Exercise details:
Copy, from the entries below, each line in which the string "культуры" appears.

A run of records:
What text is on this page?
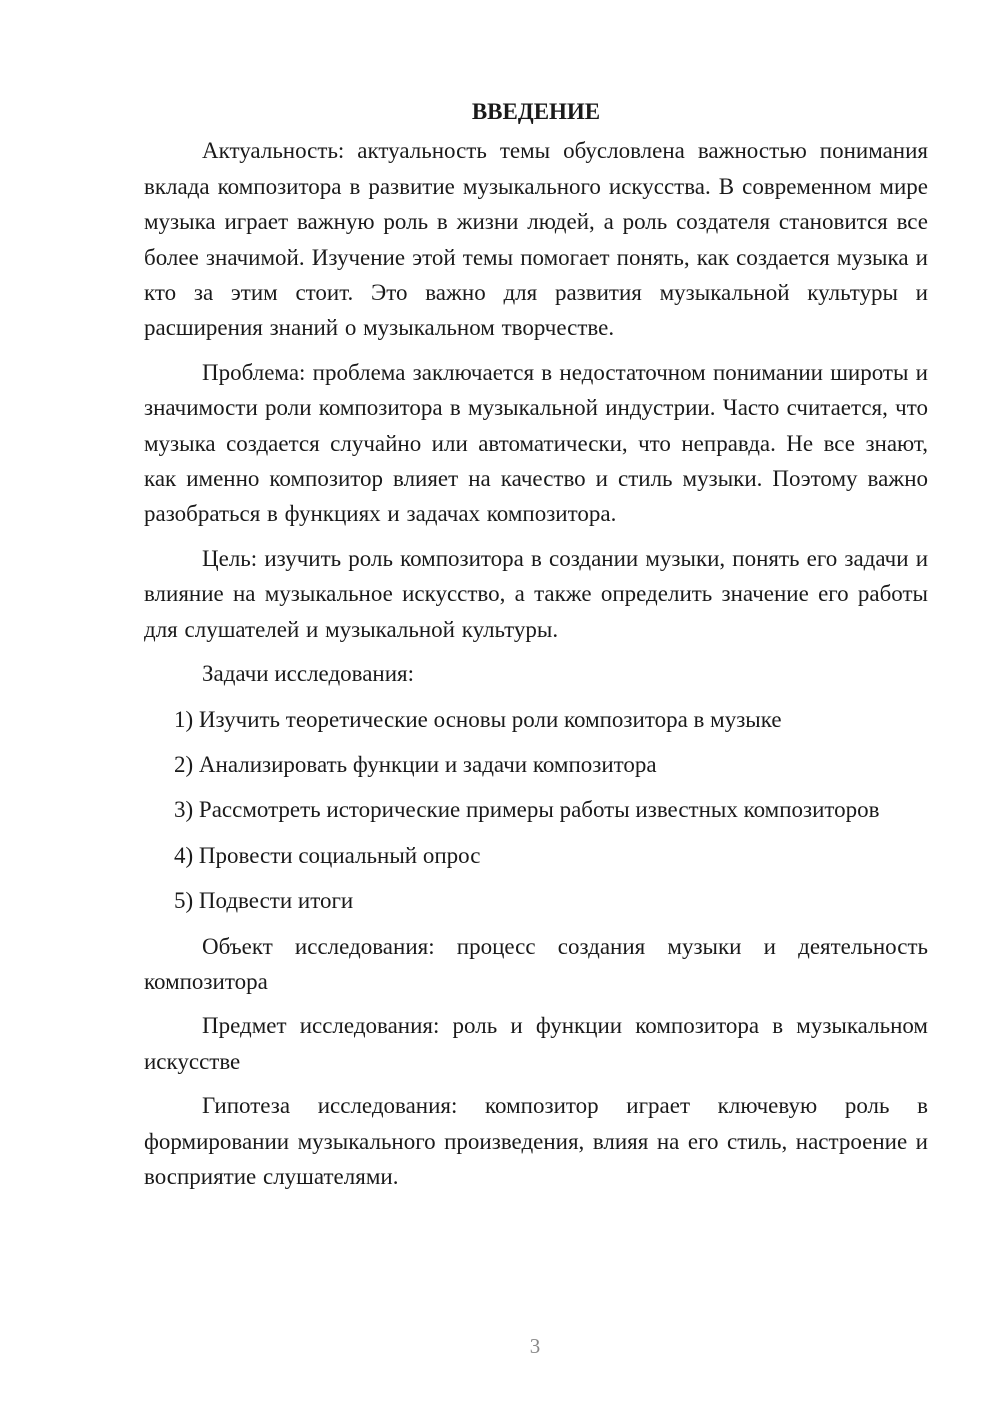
ВВЕДЕНИЕ

Актуальность: актуальность темы обусловлена важностью понимания вклада композитора в развитие музыкального искусства. В современном мире музыка играет важную роль в жизни людей, а роль создателя становится все более значимой. Изучение этой темы помогает понять, как создается музыка и кто за этим стоит. Это важно для развития музыкальной культуры и расширения знаний о музыкальном творчестве.

Проблема: проблема заключается в недостаточном понимании широты и значимости роли композитора в музыкальной индустрии. Часто считается, что музыка создается случайно или автоматически, что неправда. Не все знают, как именно композитор влияет на качество и стиль музыки. Поэтому важно разобраться в функциях и задачах композитора.

Цель: изучить роль композитора в создании музыки, понять его задачи и влияние на музыкальное искусство, а также определить значение его работы для слушателей и музыкальной культуры.

Задачи исследования:

1) Изучить теоретические основы роли композитора в музыке

2) Анализировать функции и задачи композитора

3) Рассмотреть исторические примеры работы известных композиторов

4) Провести социальный опрос

5) Подвести итоги

Объект исследования: процесс создания музыки и деятельность композитора

Предмет исследования: роль и функции композитора в музыкальном искусстве

Гипотеза исследования: композитор играет ключевую роль в формировании музыкального произведения, влияя на его стиль, настроение и восприятие слушателями.

3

Result below:
Актуальность: актуальность темы обусловлена важностью понимания вклада композитора в развитие музыкального искусства. В современном мире музыка играет важную роль в жизни людей, а роль создателя становится все более значимой. Изучение этой темы помогает понять, как создается музыка и кто за этим стоит. Это важно для развития музыкальной культуры и расширения знаний о музыкальном творчестве.
Цель: изучить роль композитора в создании музыки, понять его задачи и влияние на музыкальное искусство, а также определить значение его работы для слушателей и музыкальной культуры.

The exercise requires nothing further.